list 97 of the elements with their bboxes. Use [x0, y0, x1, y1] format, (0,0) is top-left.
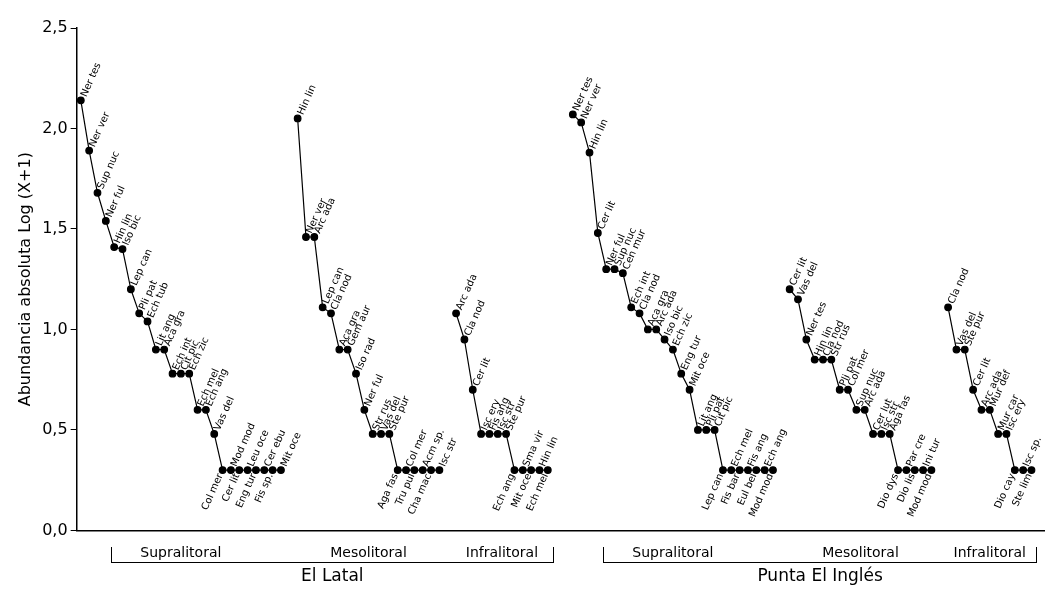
point	[585, 148, 594, 157]
point	[835, 385, 844, 394]
point	[135, 309, 144, 318]
y-tick-label: 1,5	[42, 218, 68, 238]
point	[360, 405, 369, 414]
y-axis-title: Abundancia absoluta Log (X+1)	[14, 152, 34, 407]
point	[193, 405, 202, 414]
point	[677, 369, 686, 378]
point	[877, 430, 886, 438]
point	[293, 114, 302, 123]
point	[1027, 466, 1036, 475]
point	[385, 430, 394, 438]
point	[377, 430, 385, 438]
text: Punta El Inglés	[756, 565, 884, 585]
point	[810, 355, 819, 364]
point	[260, 466, 269, 475]
point	[110, 243, 119, 251]
point	[76, 96, 85, 105]
y-tick-label: 0,5	[42, 419, 68, 439]
data-label: Cer lit	[469, 355, 493, 388]
point	[143, 317, 152, 326]
point	[694, 426, 702, 434]
data-label: Hin lin	[586, 117, 610, 151]
point	[368, 430, 377, 438]
data-label: Cer lit	[595, 199, 618, 231]
point	[310, 233, 319, 241]
point	[118, 245, 127, 253]
point	[944, 303, 952, 312]
point	[869, 430, 877, 438]
point	[910, 466, 919, 475]
point	[168, 369, 177, 378]
point	[643, 325, 652, 334]
text: Supralitoral	[631, 544, 715, 560]
point	[151, 345, 160, 354]
text: Mesolitoral	[821, 544, 900, 560]
point	[85, 146, 94, 155]
y-tick-label: 0,0	[42, 519, 68, 539]
y-tick-label: 2,0	[42, 117, 68, 137]
point	[268, 466, 277, 475]
point	[593, 229, 602, 237]
point	[327, 309, 335, 318]
point	[218, 466, 227, 475]
point	[627, 303, 636, 312]
point	[485, 430, 494, 438]
point	[685, 385, 694, 394]
y-tick-label: 1,0	[42, 318, 68, 338]
text: Infralitoral	[952, 544, 1027, 560]
point	[602, 265, 611, 274]
data-label: Cla nod	[945, 266, 971, 306]
data-label: Ner ver	[86, 109, 112, 149]
point	[852, 405, 861, 414]
point	[618, 269, 627, 278]
point	[719, 466, 727, 475]
point	[1002, 430, 1011, 438]
point	[994, 430, 1003, 438]
point	[510, 466, 519, 475]
point	[785, 285, 794, 294]
text: Infralitoral	[464, 544, 540, 560]
point	[302, 233, 310, 241]
point	[502, 430, 511, 438]
point	[702, 426, 711, 434]
y-tick-label: 2,5	[42, 17, 68, 37]
point	[635, 309, 644, 318]
point	[952, 345, 961, 354]
point	[660, 335, 669, 344]
point	[610, 265, 619, 274]
point	[277, 466, 285, 475]
point	[93, 188, 102, 197]
point	[894, 466, 902, 475]
data-label: Hin lin	[294, 82, 318, 117]
point	[352, 369, 360, 378]
point	[802, 335, 811, 344]
data-label: Ner tes	[77, 60, 103, 99]
point	[669, 345, 677, 354]
point	[735, 466, 744, 475]
data-label: Isc sp.	[1020, 434, 1044, 468]
point	[902, 466, 911, 475]
point	[493, 430, 502, 438]
text: El Latal	[300, 565, 365, 585]
point	[794, 295, 802, 304]
point	[210, 430, 219, 438]
point	[477, 430, 485, 438]
point	[710, 426, 719, 434]
point	[960, 345, 969, 354]
point	[568, 110, 577, 119]
point	[101, 217, 110, 225]
point	[435, 466, 444, 475]
point	[126, 285, 135, 294]
point	[885, 430, 894, 438]
text: Supralitoral	[139, 544, 223, 560]
point	[969, 385, 978, 394]
point	[460, 335, 469, 344]
point	[577, 118, 586, 127]
point	[393, 466, 402, 475]
point	[318, 303, 327, 312]
text: Mesolitoral	[329, 544, 408, 560]
point	[468, 385, 477, 394]
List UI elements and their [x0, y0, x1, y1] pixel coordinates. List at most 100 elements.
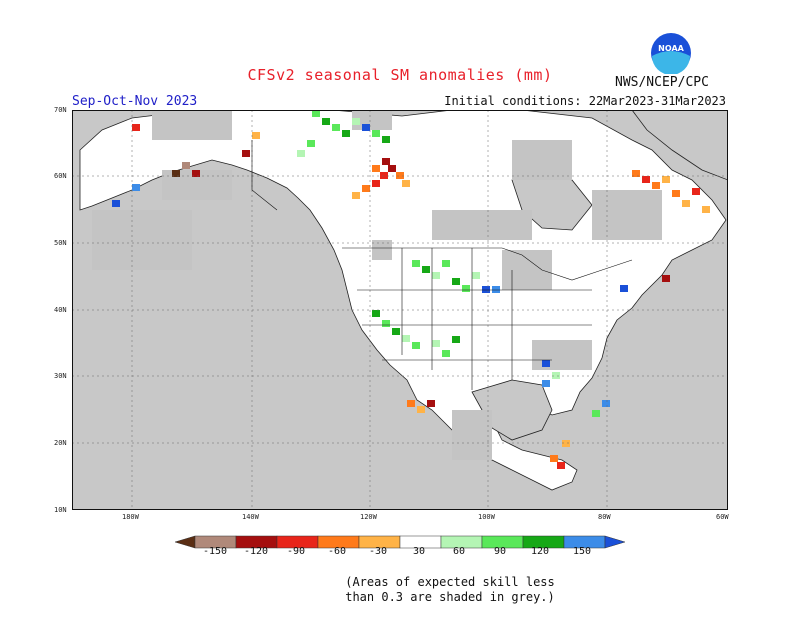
anomaly-cell: [432, 272, 440, 279]
anomaly-cell: [452, 336, 460, 343]
anomaly-cell: [402, 335, 410, 342]
legend-label: -30: [369, 546, 388, 557]
anomaly-cell: [432, 340, 440, 347]
lat-label-20n: 20N: [54, 439, 67, 447]
anomaly-cell: [332, 124, 340, 131]
anomaly-cell: [642, 176, 650, 183]
anomaly-cell: [307, 140, 315, 147]
lat-label-50n: 50N: [54, 239, 67, 247]
lon-label-100w: 100W: [478, 513, 495, 521]
anomaly-cell: [682, 200, 690, 207]
anomaly-cell: [462, 285, 470, 292]
legend-label: -90: [287, 546, 306, 557]
anomaly-cell: [322, 118, 330, 125]
anomaly-cell: [417, 406, 425, 413]
anomaly-cell: [557, 462, 565, 469]
anomaly-cell: [362, 124, 370, 131]
anomaly-cell: [132, 184, 140, 191]
legend-label: 30: [413, 546, 426, 557]
political-borders: [251, 140, 633, 390]
anomaly-cell: [342, 130, 350, 137]
anomaly-cell: [632, 170, 640, 177]
greenland-land: [631, 110, 728, 181]
anomaly-cell: [652, 182, 660, 189]
colorbar: [174, 535, 626, 549]
legend-label: -150: [203, 546, 228, 557]
lon-label-120w: 120W: [360, 513, 377, 521]
anomaly-cell: [372, 165, 380, 172]
anomaly-cell: [542, 360, 550, 367]
footnote-line-2: than 0.3 are shaded in grey.): [345, 590, 555, 604]
anomaly-cell: [542, 380, 550, 387]
legend-swatch: [604, 535, 626, 549]
low-skill-areas: [92, 110, 662, 460]
lat-label-60n: 60N: [54, 172, 67, 180]
footnote-line-1: (Areas of expected skill less: [345, 575, 555, 589]
anomaly-cell: [132, 124, 140, 131]
anomaly-cell: [702, 206, 710, 213]
lon-label-60w: 60W: [716, 513, 729, 521]
anomaly-cell: [182, 162, 190, 169]
anomaly-cell: [592, 410, 600, 417]
anomaly-cell: [388, 165, 396, 172]
logo-text: NOAA: [658, 44, 684, 53]
anomaly-cell: [472, 272, 480, 279]
legend-label: 60: [453, 546, 466, 557]
anomaly-cell: [442, 260, 450, 267]
legend-swatch: [174, 535, 196, 549]
anomaly-cell: [482, 286, 490, 293]
anomaly-cell: [380, 172, 388, 179]
lon-label-180w: 180W: [122, 513, 139, 521]
anomaly-cell: [672, 190, 680, 197]
anomaly-cell: [112, 200, 120, 207]
anomaly-cell: [372, 180, 380, 187]
anomaly-cell: [550, 455, 558, 462]
anomaly-cell: [362, 185, 370, 192]
lat-label-30n: 30N: [54, 372, 67, 380]
anomaly-map: [72, 110, 728, 510]
anomaly-cell: [562, 440, 570, 447]
anomaly-cell: [620, 285, 628, 292]
noaa-logo-icon: NOAA: [651, 33, 691, 74]
legend-label: -120: [244, 546, 269, 557]
anomaly-cell: [382, 320, 390, 327]
anomaly-cell: [352, 192, 360, 199]
anomaly-cell: [297, 150, 305, 157]
anomaly-cell: [242, 150, 250, 157]
anomaly-cell: [692, 188, 700, 195]
anomaly-cell: [312, 110, 320, 117]
graticule: [72, 110, 728, 510]
season-label: Sep-Oct-Nov 2023: [72, 94, 198, 109]
initial-conditions-label: Initial conditions: 22Mar2023-31Mar2023: [444, 94, 726, 108]
anomaly-cell: [552, 372, 560, 379]
anomaly-cell: [392, 328, 400, 335]
anomaly-cells: [112, 110, 710, 469]
anomaly-cell: [662, 275, 670, 282]
anomaly-cell: [382, 158, 390, 165]
anomaly-cell: [662, 176, 670, 183]
lon-label-140w: 140W: [242, 513, 259, 521]
anomaly-cell: [372, 310, 380, 317]
anomaly-cell: [382, 136, 390, 143]
anomaly-cell: [402, 180, 410, 187]
legend-label: 90: [494, 546, 507, 557]
anomaly-cell: [396, 172, 404, 179]
lat-label-70n: 70N: [54, 106, 67, 114]
lon-label-80w: 80W: [598, 513, 611, 521]
legend-label: -60: [328, 546, 347, 557]
lat-label-40n: 40N: [54, 306, 67, 314]
anomaly-cell: [372, 130, 380, 137]
anomaly-cell: [412, 342, 420, 349]
map-title: CFSv2 seasonal SM anomalies (mm): [247, 66, 553, 84]
anomaly-cell: [192, 170, 200, 177]
anomaly-cell: [422, 266, 430, 273]
anomaly-cell: [407, 400, 415, 407]
legend-label: 150: [573, 546, 592, 557]
lat-label-10n: 10N: [54, 506, 67, 514]
anomaly-cell: [442, 350, 450, 357]
agency-label: NWS/NCEP/CPC: [615, 75, 709, 90]
legend-label: 120: [531, 546, 550, 557]
anomaly-cell: [172, 170, 180, 177]
anomaly-cell: [602, 400, 610, 407]
anomaly-cell: [252, 132, 260, 139]
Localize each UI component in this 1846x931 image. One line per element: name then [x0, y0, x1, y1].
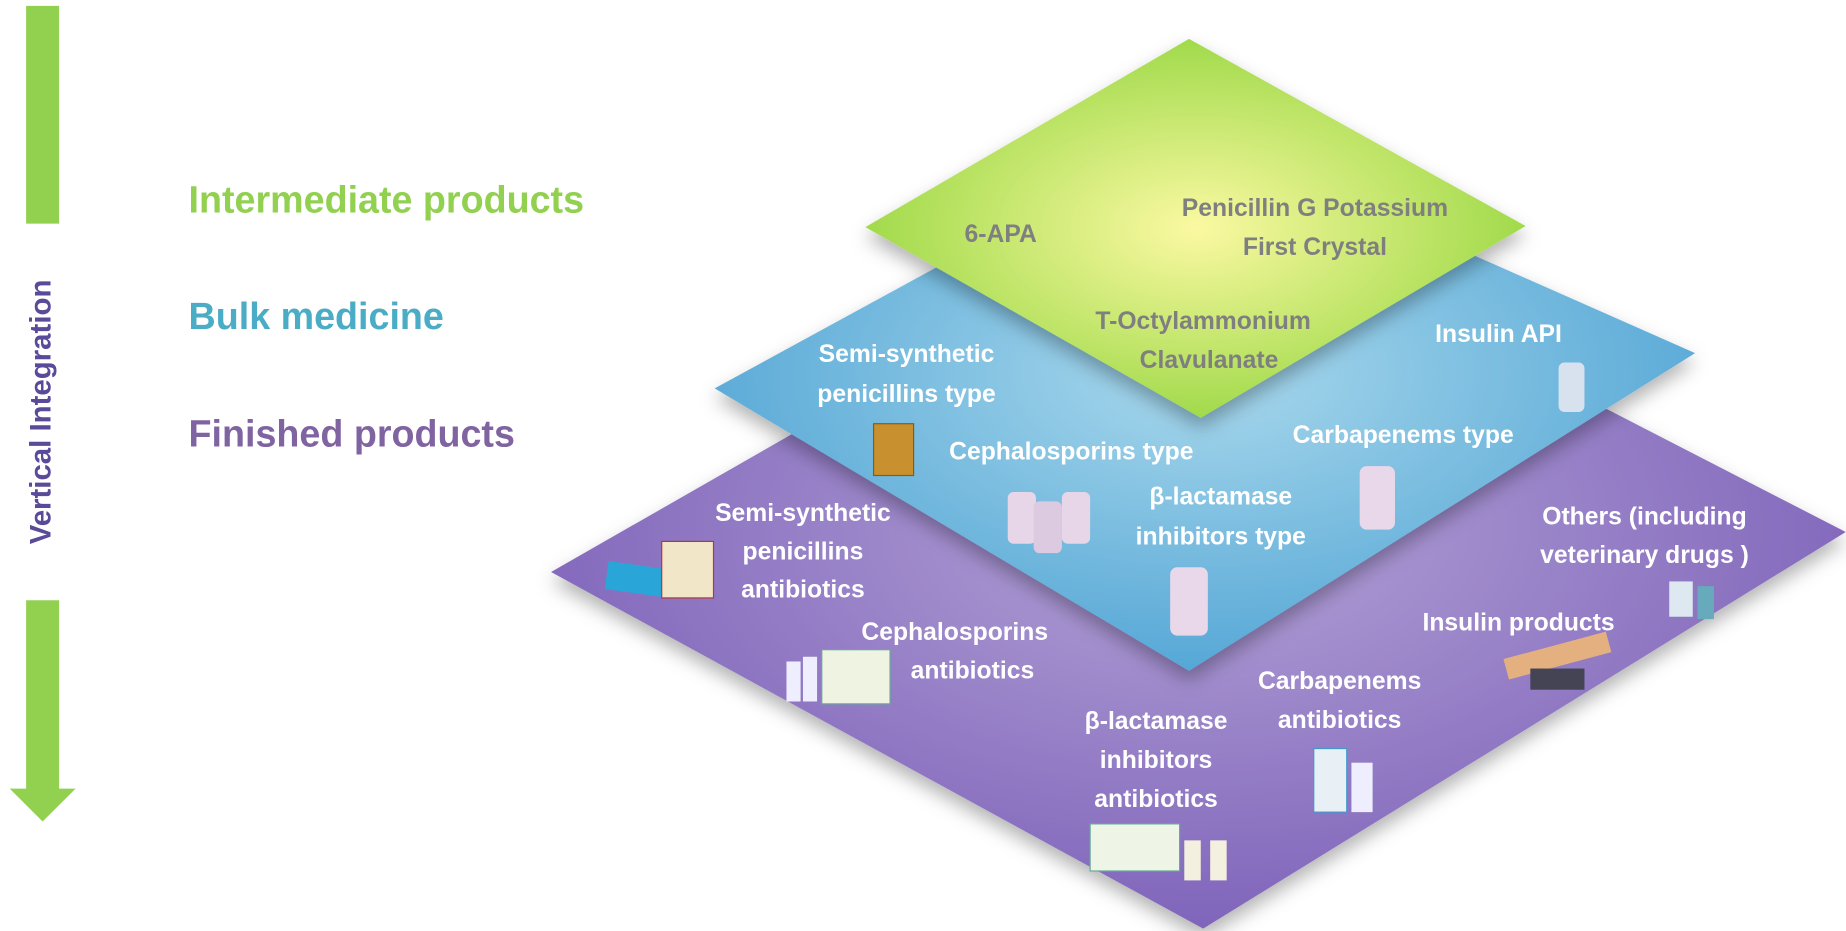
┄┄┄┄┄┄
Set task: Reproduce the lines in the entries above without any change, starting at the line that contains "anomaly-cell: [432, 272, 440, 279]" and ending at the line that contains "lon-label-180w: 180W: [122, 513, 139, 521]", with both of those lines included.

Task output:
anomaly-cell: [432, 272, 440, 279]
anomaly-cell: [452, 336, 460, 343]
anomaly-cell: [402, 335, 410, 342]
legend-label: -30: [369, 546, 388, 557]
anomaly-cell: [432, 340, 440, 347]
lat-label-20n: 20N: [54, 439, 67, 447]
anomaly-cell: [332, 124, 340, 131]
anomaly-cell: [642, 176, 650, 183]
anomaly-cell: [307, 140, 315, 147]
lat-label-50n: 50N: [54, 239, 67, 247]
lon-label-100w: 100W: [478, 513, 495, 521]
anomaly-cell: [682, 200, 690, 207]
anomaly-cell: [462, 285, 470, 292]
legend-label: -90: [287, 546, 306, 557]
anomaly-cell: [322, 118, 330, 125]
anomaly-cell: [417, 406, 425, 413]
anomaly-cell: [557, 462, 565, 469]
anomaly-cell: [362, 124, 370, 131]
anomaly-cell: [132, 184, 140, 191]
legend-label: 30: [413, 546, 426, 557]
political-borders: [251, 140, 633, 390]
anomaly-cell: [342, 130, 350, 137]
anomaly-cell: [632, 170, 640, 177]
greenland-land: [631, 110, 728, 181]
anomaly-cell: [652, 182, 660, 189]
colorbar: [174, 535, 626, 549]
legend-label: -150: [203, 546, 228, 557]
lon-label-120w: 120W: [360, 513, 377, 521]
anomaly-cell: [372, 165, 380, 172]
anomaly-cell: [542, 360, 550, 367]
footnote-line-2: than 0.3 are shaded in grey.): [345, 590, 555, 604]
anomaly-cell: [542, 380, 550, 387]
legend-swatch: [604, 535, 626, 549]
low-skill-areas: [92, 110, 662, 460]
lat-label-60n: 60N: [54, 172, 67, 180]
footnote-line-1: (Areas of expected skill less: [345, 575, 555, 589]
anomaly-cell: [132, 124, 140, 131]
anomaly-cell: [702, 206, 710, 213]
lon-label-60w: 60W: [716, 513, 729, 521]
anomaly-cell: [182, 162, 190, 169]
anomaly-cell: [592, 410, 600, 417]
anomaly-cell: [388, 165, 396, 172]
logo-text: NOAA: [658, 44, 684, 53]
anomaly-cell: [472, 272, 480, 279]
legend-label: 60: [453, 546, 466, 557]
anomaly-cell: [442, 260, 450, 267]
legend-swatch: [174, 535, 196, 549]
anomaly-cell: [482, 286, 490, 293]
anomaly-cell: [380, 172, 388, 179]
lon-label-180w: 180W: [122, 513, 139, 521]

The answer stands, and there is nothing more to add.